GIVEN INSTRUCTION: Pick out the lines below with "document" and list them.

RECORD SET:
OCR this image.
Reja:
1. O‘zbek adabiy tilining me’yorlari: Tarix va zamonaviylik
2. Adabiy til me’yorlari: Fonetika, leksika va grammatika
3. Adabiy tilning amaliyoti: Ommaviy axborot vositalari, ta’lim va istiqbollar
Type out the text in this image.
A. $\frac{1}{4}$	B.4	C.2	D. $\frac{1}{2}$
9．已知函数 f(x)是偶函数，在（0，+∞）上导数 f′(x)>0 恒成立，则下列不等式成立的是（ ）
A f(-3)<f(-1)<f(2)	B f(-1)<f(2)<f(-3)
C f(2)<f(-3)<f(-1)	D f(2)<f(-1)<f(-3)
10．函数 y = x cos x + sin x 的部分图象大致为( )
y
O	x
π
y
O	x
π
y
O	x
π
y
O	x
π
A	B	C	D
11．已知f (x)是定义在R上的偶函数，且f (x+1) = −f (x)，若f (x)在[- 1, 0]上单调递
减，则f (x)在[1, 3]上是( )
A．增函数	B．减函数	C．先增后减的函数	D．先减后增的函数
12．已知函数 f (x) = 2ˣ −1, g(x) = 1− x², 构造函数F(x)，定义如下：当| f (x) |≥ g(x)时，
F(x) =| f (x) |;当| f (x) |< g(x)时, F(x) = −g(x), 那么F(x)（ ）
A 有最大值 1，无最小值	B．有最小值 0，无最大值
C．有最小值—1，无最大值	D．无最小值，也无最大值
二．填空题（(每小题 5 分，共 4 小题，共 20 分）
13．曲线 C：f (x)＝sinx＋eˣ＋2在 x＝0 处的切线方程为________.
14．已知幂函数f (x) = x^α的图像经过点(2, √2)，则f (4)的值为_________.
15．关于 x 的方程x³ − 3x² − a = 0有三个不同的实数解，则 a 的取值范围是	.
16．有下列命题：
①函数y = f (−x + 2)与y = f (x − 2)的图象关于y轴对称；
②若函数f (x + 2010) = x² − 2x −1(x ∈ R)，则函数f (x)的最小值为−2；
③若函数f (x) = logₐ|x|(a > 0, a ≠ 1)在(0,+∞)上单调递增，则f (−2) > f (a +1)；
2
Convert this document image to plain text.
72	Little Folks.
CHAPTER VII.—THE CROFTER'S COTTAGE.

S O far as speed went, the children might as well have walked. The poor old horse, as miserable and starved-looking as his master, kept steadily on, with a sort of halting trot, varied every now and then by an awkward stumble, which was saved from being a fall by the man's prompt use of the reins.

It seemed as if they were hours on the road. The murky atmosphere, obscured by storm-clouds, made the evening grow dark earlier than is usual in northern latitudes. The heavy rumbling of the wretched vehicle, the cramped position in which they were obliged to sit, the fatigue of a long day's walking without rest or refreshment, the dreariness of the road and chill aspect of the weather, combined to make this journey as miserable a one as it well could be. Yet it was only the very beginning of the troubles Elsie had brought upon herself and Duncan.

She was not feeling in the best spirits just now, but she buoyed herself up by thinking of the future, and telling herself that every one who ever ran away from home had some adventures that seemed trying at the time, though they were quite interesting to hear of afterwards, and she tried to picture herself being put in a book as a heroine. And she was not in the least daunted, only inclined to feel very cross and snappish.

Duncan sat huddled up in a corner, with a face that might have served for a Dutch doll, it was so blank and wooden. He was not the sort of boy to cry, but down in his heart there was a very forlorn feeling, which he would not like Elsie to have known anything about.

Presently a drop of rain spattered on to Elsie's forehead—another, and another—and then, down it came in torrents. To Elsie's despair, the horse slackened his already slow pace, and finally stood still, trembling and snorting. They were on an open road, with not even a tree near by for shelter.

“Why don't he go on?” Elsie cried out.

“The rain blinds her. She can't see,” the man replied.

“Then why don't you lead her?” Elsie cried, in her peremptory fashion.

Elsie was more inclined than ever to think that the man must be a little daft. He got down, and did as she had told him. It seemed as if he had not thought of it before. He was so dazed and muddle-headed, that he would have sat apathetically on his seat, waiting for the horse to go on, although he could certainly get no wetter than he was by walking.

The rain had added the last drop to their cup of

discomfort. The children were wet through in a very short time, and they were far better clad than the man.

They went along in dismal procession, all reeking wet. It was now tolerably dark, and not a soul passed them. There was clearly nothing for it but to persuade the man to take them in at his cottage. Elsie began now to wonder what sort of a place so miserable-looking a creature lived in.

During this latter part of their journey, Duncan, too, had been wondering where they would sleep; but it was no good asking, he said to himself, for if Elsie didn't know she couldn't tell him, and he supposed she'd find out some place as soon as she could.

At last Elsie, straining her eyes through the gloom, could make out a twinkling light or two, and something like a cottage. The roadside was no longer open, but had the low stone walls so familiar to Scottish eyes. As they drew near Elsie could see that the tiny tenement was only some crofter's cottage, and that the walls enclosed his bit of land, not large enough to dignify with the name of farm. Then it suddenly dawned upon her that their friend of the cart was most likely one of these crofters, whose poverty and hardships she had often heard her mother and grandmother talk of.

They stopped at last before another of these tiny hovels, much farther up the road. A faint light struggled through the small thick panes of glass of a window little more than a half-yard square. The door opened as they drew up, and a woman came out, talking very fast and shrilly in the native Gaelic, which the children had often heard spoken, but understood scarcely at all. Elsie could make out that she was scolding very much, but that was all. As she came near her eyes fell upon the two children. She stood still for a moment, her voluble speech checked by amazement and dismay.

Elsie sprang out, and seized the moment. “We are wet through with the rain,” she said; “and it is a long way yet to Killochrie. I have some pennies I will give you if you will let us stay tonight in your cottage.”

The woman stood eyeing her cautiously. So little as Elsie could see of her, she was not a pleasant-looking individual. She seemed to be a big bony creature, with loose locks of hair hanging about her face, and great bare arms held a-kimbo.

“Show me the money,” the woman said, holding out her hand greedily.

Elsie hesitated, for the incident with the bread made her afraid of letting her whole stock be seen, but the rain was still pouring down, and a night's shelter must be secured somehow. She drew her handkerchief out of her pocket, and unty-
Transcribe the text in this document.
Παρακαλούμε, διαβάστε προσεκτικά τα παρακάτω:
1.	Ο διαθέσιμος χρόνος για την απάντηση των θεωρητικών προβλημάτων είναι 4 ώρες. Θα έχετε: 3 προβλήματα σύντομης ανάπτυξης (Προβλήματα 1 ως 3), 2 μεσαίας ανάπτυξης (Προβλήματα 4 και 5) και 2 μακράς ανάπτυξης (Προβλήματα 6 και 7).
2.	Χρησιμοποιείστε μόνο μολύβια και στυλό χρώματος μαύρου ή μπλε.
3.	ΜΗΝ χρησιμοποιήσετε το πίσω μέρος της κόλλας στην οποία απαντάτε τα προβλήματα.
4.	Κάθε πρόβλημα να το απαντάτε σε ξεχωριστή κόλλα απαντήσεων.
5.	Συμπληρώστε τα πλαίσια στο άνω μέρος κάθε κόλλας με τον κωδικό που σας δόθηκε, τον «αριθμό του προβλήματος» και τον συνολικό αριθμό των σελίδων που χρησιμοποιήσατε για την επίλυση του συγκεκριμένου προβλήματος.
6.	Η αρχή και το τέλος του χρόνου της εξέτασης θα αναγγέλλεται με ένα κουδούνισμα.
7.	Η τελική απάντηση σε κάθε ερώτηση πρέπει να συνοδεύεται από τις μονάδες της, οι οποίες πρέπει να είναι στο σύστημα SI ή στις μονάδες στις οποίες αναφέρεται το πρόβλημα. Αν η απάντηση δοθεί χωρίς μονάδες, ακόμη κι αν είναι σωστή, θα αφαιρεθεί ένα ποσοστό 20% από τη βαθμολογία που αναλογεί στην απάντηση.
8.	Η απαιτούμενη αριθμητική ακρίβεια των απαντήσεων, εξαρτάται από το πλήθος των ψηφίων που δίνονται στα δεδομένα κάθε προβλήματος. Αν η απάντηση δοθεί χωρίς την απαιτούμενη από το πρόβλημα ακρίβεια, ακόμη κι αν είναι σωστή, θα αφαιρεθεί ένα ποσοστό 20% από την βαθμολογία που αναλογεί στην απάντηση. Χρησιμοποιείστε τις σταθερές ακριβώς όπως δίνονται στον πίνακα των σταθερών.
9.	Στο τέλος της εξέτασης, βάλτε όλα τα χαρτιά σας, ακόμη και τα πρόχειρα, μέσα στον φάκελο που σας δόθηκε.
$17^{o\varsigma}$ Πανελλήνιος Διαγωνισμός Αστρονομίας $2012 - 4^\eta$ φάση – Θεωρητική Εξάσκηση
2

CORRECT RESPONSE:
Convert this document image to plain text.
Transcribe the text in this document.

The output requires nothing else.